[plug] xfs errors?

Brad Campbell brad at fnarfbargle.com
Tue Jul 19 18:36:45 AWST 2022


On 19/7/22 17:37, Dean Bergin wrote:
> Hello Brad,
> 
> What an interesting journey you've shared with us. By by golly I've never had this sort of 'fun'
> 
> Out of curiosity, what is your requirement that made you decide to use xfs over ext[234]?
> 
> I've used xfs in the past when managing storage in jbod scenarios - since those drives didn't change in size (other than the occasional upgrade/increase in capacity) and where all same or double capacity so easier to manage to a degree - but I switched to using ext4 when I built my software raid + LVM2 as I found that xfs doesn't seem to support shrinking.

G'day Dean,

I detailed that particular journey back in 2020 after I spent literally weeks benchmarking one against the other.

Thread starts here : http://lists.plug.org.au/pipermail/plug/2020-January/084245.html

It's a pathological scenario really, but none the less a reality of the system I put together.

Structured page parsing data
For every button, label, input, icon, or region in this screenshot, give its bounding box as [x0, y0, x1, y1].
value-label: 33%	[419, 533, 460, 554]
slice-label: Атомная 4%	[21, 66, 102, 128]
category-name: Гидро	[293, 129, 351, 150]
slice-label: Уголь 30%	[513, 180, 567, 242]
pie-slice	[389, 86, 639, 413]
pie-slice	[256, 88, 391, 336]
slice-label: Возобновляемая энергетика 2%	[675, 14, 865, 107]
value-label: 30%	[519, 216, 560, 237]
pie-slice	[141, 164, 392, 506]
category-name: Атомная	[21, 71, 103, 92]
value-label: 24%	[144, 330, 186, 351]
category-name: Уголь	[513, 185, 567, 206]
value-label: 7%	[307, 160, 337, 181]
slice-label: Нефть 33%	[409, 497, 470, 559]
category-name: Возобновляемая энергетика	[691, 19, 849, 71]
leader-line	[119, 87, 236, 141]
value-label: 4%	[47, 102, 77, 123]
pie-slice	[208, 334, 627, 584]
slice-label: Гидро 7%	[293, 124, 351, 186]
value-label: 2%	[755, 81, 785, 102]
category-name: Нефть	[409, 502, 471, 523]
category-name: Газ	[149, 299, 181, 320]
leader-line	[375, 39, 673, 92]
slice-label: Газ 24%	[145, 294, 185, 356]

[Required work]: Resume the mailing list reply about choosing xfs over ext4, picking up right after its last sentence. The entries are separate material and have nothing to do with the mailing list reply.

[Response]:
> 
> I think with a good backup strategy, filesystem is somewhat less important, but I suppose it depends on the application or your specific requirements.
> 

This *is* the backup strategy. I have some 850 days of versioned backups of every machine on that drive. Have only had to use it a couple of times but those times have been invaluable : "I remember updating that document in Feb and must have accidentally deleted it some time in March. It's September, do you think you might be able to find it?". Bloody marvelous!

When the drive fills up (about every 3 years), I write the start and end dates on it and pop it in the safe and bring up a new one. Not because I have a requirement to, but if in 10 years I want something that is on it I *might* get lucky and find it spins up. If it's critical data, it'll be on that drive and the other 3 drives I'll fill up between now and then and my current machine anyway.

rsync backups with hardlinks are bloody awesome. But lots of them on one drive creates a shit-ton of inodes. Most of the current files have ~800 hard links. That requires a filesystem which manages metadata well, and xfs does it much faster than ext4. On the other hand, as I've just found out ext4 is a case of "slow and steady wins the race". xfs didn't lose any data, but its fsck handles unclean shutdowns a bit less elegantly than ext4.

Even though the old drive has 600G free, I've worked up a new drive today with an xfs v5 filesystem with all new integrity options enabled and I'll probably shelve the old one once the rsync -c is complete.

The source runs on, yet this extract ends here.